Transcribe verbatim every line from the line containing "Extract all readable text from this page." to the end of the entries, including both endpoints. Output nothing beyond those lines.

Dataset rows
• • • •

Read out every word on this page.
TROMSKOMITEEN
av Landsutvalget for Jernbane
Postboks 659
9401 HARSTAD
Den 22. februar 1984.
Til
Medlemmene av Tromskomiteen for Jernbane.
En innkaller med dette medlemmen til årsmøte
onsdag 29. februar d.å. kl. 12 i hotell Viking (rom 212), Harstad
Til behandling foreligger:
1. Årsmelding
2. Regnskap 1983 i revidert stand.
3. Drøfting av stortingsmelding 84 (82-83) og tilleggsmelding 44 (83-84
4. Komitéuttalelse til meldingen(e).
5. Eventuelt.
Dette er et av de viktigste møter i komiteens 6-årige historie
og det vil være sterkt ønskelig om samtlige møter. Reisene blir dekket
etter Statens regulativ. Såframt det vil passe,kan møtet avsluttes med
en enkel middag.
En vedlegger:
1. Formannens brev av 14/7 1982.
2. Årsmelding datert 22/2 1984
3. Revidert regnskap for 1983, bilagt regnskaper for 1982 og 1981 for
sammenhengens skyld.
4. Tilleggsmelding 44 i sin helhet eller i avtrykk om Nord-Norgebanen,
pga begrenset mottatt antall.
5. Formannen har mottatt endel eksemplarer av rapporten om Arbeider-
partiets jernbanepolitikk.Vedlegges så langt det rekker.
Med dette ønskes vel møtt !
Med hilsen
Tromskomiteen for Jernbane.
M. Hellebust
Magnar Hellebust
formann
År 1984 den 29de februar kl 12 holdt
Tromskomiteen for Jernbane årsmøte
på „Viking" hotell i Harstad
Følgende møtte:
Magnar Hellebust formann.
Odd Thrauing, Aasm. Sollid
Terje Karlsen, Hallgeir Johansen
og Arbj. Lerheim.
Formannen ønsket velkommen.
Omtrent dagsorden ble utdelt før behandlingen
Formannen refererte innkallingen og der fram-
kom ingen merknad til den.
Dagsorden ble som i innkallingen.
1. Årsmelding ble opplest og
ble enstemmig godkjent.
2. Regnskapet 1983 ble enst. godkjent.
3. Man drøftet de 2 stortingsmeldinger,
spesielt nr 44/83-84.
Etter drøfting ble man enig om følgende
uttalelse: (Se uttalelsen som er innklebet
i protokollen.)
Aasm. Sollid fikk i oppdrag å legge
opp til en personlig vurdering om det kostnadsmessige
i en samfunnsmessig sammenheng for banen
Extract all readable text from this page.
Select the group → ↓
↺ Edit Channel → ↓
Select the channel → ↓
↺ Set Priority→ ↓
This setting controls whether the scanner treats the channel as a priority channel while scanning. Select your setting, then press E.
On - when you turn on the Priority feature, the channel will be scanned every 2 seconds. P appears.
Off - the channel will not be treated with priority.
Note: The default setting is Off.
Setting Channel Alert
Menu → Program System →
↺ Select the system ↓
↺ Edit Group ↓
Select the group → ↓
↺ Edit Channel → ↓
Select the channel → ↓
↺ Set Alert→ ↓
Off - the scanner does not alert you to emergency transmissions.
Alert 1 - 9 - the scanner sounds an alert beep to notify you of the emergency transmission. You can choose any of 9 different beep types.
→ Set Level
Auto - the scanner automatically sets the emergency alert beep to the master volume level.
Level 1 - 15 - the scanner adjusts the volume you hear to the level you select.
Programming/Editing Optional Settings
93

• • • •

Correct response
Extract all readable text from this page.
Select the group → ↓
↺ Edit Channel → ↓
Select the channel → ↓
↺ Set Priority→ ↓
This setting controls whether the scanner treats the channel as a priority channel while scanning. Select your setting, then press E.
On - when you turn on the Priority feature, the channel will be scanned every 2 seconds. P appears.
Off - the channel will not be treated with priority.
Note: The default setting is Off.
Setting Channel Alert
Menu → Program System →
↺ Select the system ↓
↺ Edit Group ↓
Select the group → ↓
↺ Edit Channel → ↓
Select the channel → ↓
↺ Set Alert→ ↓
Off - the scanner does not alert you to emergency transmissions.
Alert 1 - 9 - the scanner sounds an alert beep to notify you of the emergency transmission. You can choose any of 9 different beep types.
→ Set Level
Auto - the scanner automatically sets the emergency alert beep to the master volume level.
Level 1 - 15 - the scanner adjusts the volume you hear to the level you select.
Programming/Editing Optional Settings
93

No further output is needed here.